Copy every line of the entries below character for character, without leaving any out.

**** THE RECORDS

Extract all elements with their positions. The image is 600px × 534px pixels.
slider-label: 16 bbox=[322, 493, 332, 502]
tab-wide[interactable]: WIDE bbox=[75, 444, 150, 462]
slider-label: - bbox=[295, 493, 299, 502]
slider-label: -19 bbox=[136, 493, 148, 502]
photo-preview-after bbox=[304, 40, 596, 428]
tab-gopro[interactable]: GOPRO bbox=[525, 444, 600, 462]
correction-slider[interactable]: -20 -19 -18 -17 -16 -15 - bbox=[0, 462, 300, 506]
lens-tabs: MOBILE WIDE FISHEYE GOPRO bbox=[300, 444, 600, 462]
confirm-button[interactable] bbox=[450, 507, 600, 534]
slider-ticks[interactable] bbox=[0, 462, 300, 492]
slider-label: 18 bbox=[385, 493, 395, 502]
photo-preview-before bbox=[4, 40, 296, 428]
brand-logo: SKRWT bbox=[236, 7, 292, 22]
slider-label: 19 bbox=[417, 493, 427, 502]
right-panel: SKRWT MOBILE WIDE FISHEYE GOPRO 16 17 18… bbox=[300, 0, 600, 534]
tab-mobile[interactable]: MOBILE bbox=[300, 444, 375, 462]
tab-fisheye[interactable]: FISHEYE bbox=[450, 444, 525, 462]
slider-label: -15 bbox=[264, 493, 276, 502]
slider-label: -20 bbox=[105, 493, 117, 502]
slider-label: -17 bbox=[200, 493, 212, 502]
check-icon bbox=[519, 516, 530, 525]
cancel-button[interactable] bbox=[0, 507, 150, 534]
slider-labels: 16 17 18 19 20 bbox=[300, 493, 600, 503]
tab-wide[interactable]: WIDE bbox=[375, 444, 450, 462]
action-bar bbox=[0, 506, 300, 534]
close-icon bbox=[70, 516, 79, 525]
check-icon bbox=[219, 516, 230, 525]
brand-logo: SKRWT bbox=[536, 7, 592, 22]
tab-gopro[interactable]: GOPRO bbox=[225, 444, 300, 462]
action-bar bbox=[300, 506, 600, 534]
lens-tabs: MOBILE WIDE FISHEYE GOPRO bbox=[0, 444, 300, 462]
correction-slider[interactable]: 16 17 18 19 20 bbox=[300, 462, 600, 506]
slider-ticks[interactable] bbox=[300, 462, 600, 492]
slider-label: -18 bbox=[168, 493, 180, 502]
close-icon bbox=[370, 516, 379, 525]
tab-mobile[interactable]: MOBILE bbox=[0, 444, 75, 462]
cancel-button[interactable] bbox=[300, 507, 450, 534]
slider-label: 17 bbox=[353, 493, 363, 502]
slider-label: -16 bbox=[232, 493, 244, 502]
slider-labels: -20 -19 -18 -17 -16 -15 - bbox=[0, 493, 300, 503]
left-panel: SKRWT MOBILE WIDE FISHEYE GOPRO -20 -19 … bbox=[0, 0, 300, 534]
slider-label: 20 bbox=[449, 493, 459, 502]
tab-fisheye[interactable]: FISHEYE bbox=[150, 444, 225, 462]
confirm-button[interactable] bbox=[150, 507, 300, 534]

********

TASK RESULT:
Extract all elements with their positions. The image is 600px × 534px pixels.
slider-label: 16 bbox=[322, 493, 332, 502]
tab-wide[interactable]: WIDE bbox=[75, 444, 150, 462]
slider-label: - bbox=[295, 493, 299, 502]
slider-label: -19 bbox=[136, 493, 148, 502]
photo-preview-after bbox=[304, 40, 596, 428]
tab-gopro[interactable]: GOPRO bbox=[525, 444, 600, 462]
correction-slider[interactable]: -20 -19 -18 -17 -16 -15 - bbox=[0, 462, 300, 506]
lens-tabs: MOBILE WIDE FISHEYE GOPRO bbox=[300, 444, 600, 462]
confirm-button[interactable] bbox=[450, 507, 600, 534]
slider-ticks[interactable] bbox=[0, 462, 300, 492]
slider-label: 18 bbox=[385, 493, 395, 502]
photo-preview-before bbox=[4, 40, 296, 428]
brand-logo: SKRWT bbox=[236, 7, 292, 22]
slider-label: 19 bbox=[417, 493, 427, 502]
right-panel: SKRWT MOBILE WIDE FISHEYE GOPRO 16 17 18… bbox=[300, 0, 600, 534]
tab-mobile[interactable]: MOBILE bbox=[300, 444, 375, 462]
tab-fisheye[interactable]: FISHEYE bbox=[450, 444, 525, 462]
slider-label: -15 bbox=[264, 493, 276, 502]
slider-label: -20 bbox=[105, 493, 117, 502]
slider-label: -17 bbox=[200, 493, 212, 502]
check-icon bbox=[519, 516, 530, 525]
cancel-button[interactable] bbox=[0, 507, 150, 534]
slider-labels: 16 17 18 19 20 bbox=[300, 493, 600, 503]
tab-wide[interactable]: WIDE bbox=[375, 444, 450, 462]
action-bar bbox=[0, 506, 300, 534]
close-icon bbox=[70, 516, 79, 525]
check-icon bbox=[219, 516, 230, 525]
brand-logo: SKRWT bbox=[536, 7, 592, 22]
tab-gopro[interactable]: GOPRO bbox=[225, 444, 300, 462]
action-bar bbox=[300, 506, 600, 534]
lens-tabs: MOBILE WIDE FISHEYE GOPRO bbox=[0, 444, 300, 462]
correction-slider[interactable]: 16 17 18 19 20 bbox=[300, 462, 600, 506]
slider-ticks[interactable] bbox=[300, 462, 600, 492]
slider-label: -18 bbox=[168, 493, 180, 502]
close-icon bbox=[370, 516, 379, 525]
tab-mobile[interactable]: MOBILE bbox=[0, 444, 75, 462]
cancel-button[interactable] bbox=[300, 507, 450, 534]
slider-label: 17 bbox=[353, 493, 363, 502]
slider-label: -16 bbox=[232, 493, 244, 502]
slider-labels: -20 -19 -18 -17 -16 -15 - bbox=[0, 493, 300, 503]
left-panel: SKRWT MOBILE WIDE FISHEYE GOPRO -20 -19 … bbox=[0, 0, 300, 534]
slider-label: 20 bbox=[449, 493, 459, 502]
tab-fisheye[interactable]: FISHEYE bbox=[150, 444, 225, 462]
confirm-button[interactable] bbox=[150, 507, 300, 534]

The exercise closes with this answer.